=== Task description ===
Copy all lines holding the word "Today" from the entries.

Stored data
____________________

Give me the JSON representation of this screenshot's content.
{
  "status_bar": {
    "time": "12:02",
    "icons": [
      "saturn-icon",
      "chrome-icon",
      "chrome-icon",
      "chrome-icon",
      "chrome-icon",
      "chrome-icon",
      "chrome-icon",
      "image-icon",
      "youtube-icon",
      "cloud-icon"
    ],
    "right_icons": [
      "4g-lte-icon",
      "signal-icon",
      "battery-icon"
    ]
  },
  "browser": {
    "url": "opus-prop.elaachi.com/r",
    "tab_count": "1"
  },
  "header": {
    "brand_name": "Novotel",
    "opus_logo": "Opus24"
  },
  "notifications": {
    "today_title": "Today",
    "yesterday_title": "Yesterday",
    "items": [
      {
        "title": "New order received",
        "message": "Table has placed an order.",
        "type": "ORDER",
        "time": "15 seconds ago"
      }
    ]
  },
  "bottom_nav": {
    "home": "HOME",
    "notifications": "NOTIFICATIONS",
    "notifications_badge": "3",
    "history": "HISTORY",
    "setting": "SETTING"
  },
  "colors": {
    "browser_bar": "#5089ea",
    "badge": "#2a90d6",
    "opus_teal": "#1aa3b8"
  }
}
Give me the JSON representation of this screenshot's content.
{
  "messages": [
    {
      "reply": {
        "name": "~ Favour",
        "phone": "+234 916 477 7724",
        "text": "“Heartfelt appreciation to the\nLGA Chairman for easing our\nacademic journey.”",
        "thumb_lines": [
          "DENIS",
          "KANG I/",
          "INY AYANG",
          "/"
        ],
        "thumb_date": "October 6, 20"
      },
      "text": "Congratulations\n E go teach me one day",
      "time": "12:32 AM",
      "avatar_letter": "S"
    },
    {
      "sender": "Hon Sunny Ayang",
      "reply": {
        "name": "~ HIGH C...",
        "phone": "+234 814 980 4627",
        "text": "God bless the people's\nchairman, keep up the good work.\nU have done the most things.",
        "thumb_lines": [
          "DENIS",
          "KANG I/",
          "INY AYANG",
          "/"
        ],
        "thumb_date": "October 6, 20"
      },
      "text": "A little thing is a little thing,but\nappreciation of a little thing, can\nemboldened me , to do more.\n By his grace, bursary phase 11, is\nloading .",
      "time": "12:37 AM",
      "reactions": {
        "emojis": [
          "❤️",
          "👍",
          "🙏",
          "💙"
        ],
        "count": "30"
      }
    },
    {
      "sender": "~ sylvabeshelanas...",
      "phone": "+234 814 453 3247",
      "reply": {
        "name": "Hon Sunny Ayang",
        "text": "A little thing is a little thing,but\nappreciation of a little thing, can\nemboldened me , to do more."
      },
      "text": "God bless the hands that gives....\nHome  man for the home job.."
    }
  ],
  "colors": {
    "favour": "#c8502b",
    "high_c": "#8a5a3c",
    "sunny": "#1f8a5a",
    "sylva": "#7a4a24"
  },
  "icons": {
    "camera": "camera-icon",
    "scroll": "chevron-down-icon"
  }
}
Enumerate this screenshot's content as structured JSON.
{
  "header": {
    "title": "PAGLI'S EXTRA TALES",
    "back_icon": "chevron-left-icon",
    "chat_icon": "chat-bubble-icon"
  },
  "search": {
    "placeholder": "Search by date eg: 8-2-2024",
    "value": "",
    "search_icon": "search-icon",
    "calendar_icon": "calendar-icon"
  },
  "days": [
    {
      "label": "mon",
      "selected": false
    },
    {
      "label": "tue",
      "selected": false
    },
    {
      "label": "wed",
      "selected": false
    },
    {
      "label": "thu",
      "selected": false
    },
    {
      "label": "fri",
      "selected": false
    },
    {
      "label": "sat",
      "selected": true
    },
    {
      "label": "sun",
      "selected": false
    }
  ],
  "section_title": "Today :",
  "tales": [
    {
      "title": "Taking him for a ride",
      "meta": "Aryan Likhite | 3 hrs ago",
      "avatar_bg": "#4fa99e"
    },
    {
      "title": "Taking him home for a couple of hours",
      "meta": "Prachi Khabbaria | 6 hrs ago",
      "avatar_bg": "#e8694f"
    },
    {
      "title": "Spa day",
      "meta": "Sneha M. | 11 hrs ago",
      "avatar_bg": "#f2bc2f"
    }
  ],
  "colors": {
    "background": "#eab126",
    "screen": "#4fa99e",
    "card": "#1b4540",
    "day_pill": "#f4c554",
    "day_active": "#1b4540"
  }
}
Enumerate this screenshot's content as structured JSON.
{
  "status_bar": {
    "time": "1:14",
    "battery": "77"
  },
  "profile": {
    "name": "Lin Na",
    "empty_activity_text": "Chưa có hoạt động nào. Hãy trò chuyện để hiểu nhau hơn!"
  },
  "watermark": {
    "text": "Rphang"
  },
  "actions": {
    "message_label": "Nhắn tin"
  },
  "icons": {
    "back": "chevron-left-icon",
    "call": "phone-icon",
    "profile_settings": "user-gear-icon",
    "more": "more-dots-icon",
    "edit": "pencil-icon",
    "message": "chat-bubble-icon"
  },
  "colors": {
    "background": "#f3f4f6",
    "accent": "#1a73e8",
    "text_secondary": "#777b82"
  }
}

____________________

=== Exercise solution ===
    "today_title": "Today",
  "section_title": "Today :",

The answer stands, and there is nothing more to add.